Challenge –
Below are records to be output exactly, every one of them.

Recorded information –
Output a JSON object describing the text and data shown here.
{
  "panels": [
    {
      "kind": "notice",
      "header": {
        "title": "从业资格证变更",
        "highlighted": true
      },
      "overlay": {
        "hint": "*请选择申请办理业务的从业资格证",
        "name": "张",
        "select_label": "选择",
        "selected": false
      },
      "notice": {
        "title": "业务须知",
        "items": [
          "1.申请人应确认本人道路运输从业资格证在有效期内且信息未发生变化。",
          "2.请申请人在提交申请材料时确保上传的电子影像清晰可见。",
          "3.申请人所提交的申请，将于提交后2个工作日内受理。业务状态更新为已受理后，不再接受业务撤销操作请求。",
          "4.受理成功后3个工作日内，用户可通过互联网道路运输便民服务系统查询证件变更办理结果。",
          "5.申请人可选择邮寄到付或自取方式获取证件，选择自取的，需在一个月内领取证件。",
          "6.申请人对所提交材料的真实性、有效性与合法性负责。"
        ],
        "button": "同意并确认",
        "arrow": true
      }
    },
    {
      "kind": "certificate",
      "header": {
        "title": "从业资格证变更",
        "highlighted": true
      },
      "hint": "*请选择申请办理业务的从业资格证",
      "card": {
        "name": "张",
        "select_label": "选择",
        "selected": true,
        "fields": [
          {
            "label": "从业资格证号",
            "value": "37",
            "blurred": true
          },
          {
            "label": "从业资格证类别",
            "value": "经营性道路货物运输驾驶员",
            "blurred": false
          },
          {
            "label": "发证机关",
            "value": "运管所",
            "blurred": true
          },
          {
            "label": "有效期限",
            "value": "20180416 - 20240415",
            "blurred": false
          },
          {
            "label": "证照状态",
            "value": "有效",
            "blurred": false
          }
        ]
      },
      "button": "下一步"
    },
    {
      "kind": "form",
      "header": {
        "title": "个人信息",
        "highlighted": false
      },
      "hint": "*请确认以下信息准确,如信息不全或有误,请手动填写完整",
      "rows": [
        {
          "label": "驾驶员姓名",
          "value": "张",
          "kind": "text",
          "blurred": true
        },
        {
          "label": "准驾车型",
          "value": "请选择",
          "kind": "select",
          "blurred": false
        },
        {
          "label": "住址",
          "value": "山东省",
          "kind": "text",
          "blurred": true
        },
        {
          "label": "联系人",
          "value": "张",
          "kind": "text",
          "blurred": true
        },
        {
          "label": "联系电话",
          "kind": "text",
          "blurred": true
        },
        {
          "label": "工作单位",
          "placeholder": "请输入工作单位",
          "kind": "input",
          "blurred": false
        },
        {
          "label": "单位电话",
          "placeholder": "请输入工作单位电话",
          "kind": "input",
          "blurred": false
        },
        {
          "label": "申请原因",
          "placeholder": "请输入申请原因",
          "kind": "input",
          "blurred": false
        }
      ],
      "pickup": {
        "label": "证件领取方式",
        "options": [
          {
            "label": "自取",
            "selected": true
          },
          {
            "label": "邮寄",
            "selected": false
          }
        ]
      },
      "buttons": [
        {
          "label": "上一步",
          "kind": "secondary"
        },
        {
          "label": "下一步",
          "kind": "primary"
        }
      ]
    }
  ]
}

Answer for the task –
Output a JSON object describing the text and data shown here.
{
  "panels": [
    {
      "kind": "notice",
      "header": {
        "title": "从业资格证变更",
        "highlighted": true
      },
      "overlay": {
        "hint": "*请选择申请办理业务的从业资格证",
        "name": "张",
        "select_label": "选择",
        "selected": false
      },
      "notice": {
        "title": "业务须知",
        "items": [
          "1.申请人应确认本人道路运输从业资格证在有效期内且信息未发生变化。",
          "2.请申请人在提交申请材料时确保上传的电子影像清晰可见。",
          "3.申请人所提交的申请，将于提交后2个工作日内受理。业务状态更新为已受理后，不再接受业务撤销操作请求。",
          "4.受理成功后3个工作日内，用户可通过互联网道路运输便民服务系统查询证件变更办理结果。",
          "5.申请人可选择邮寄到付或自取方式获取证件，选择自取的，需在一个月内领取证件。",
          "6.申请人对所提交材料的真实性、有效性与合法性负责。"
        ],
        "button": "同意并确认",
        "arrow": true
      }
    },
    {
      "kind": "certificate",
      "header": {
        "title": "从业资格证变更",
        "highlighted": true
      },
      "hint": "*请选择申请办理业务的从业资格证",
      "card": {
        "name": "张",
        "select_label": "选择",
        "selected": true,
        "fields": [
          {
            "label": "从业资格证号",
            "value": "37",
            "blurred": true
          },
          {
            "label": "从业资格证类别",
            "value": "经营性道路货物运输驾驶员",
            "blurred": false
          },
          {
            "label": "发证机关",
            "value": "运管所",
            "blurred": true
          },
          {
            "label": "有效期限",
            "value": "20180416 - 20240415",
            "blurred": false
          },
          {
            "label": "证照状态",
            "value": "有效",
            "blurred": false
          }
        ]
      },
      "button": "下一步"
    },
    {
      "kind": "form",
      "header": {
        "title": "个人信息",
        "highlighted": false
      },
      "hint": "*请确认以下信息准确,如信息不全或有误,请手动填写完整",
      "rows": [
        {
          "label": "驾驶员姓名",
          "value": "张",
          "kind": "text",
          "blurred": true
        },
        {
          "label": "准驾车型",
          "value": "请选择",
          "kind": "select",
          "blurred": false
        },
        {
          "label": "住址",
          "value": "山东省",
          "kind": "text",
          "blurred": true
        },
        {
          "label": "联系人",
          "value": "张",
          "kind": "text",
          "blurred": true
        },
        {
          "label": "联系电话",
          "kind": "text",
          "blurred": true
        },
        {
          "label": "工作单位",
          "placeholder": "请输入工作单位",
          "kind": "input",
          "blurred": false
        },
        {
          "label": "单位电话",
          "placeholder": "请输入工作单位电话",
          "kind": "input",
          "blurred": false
        },
        {
          "label": "申请原因",
          "placeholder": "请输入申请原因",
          "kind": "input",
          "blurred": false
        }
      ],
      "pickup": {
        "label": "证件领取方式",
        "options": [
          {
            "label": "自取",
            "selected": true
          },
          {
            "label": "邮寄",
            "selected": false
          }
        ]
      },
      "buttons": [
        {
          "label": "上一步",
          "kind": "secondary"
        },
        {
          "label": "下一步",
          "kind": "primary"
        }
      ]
    }
  ]
}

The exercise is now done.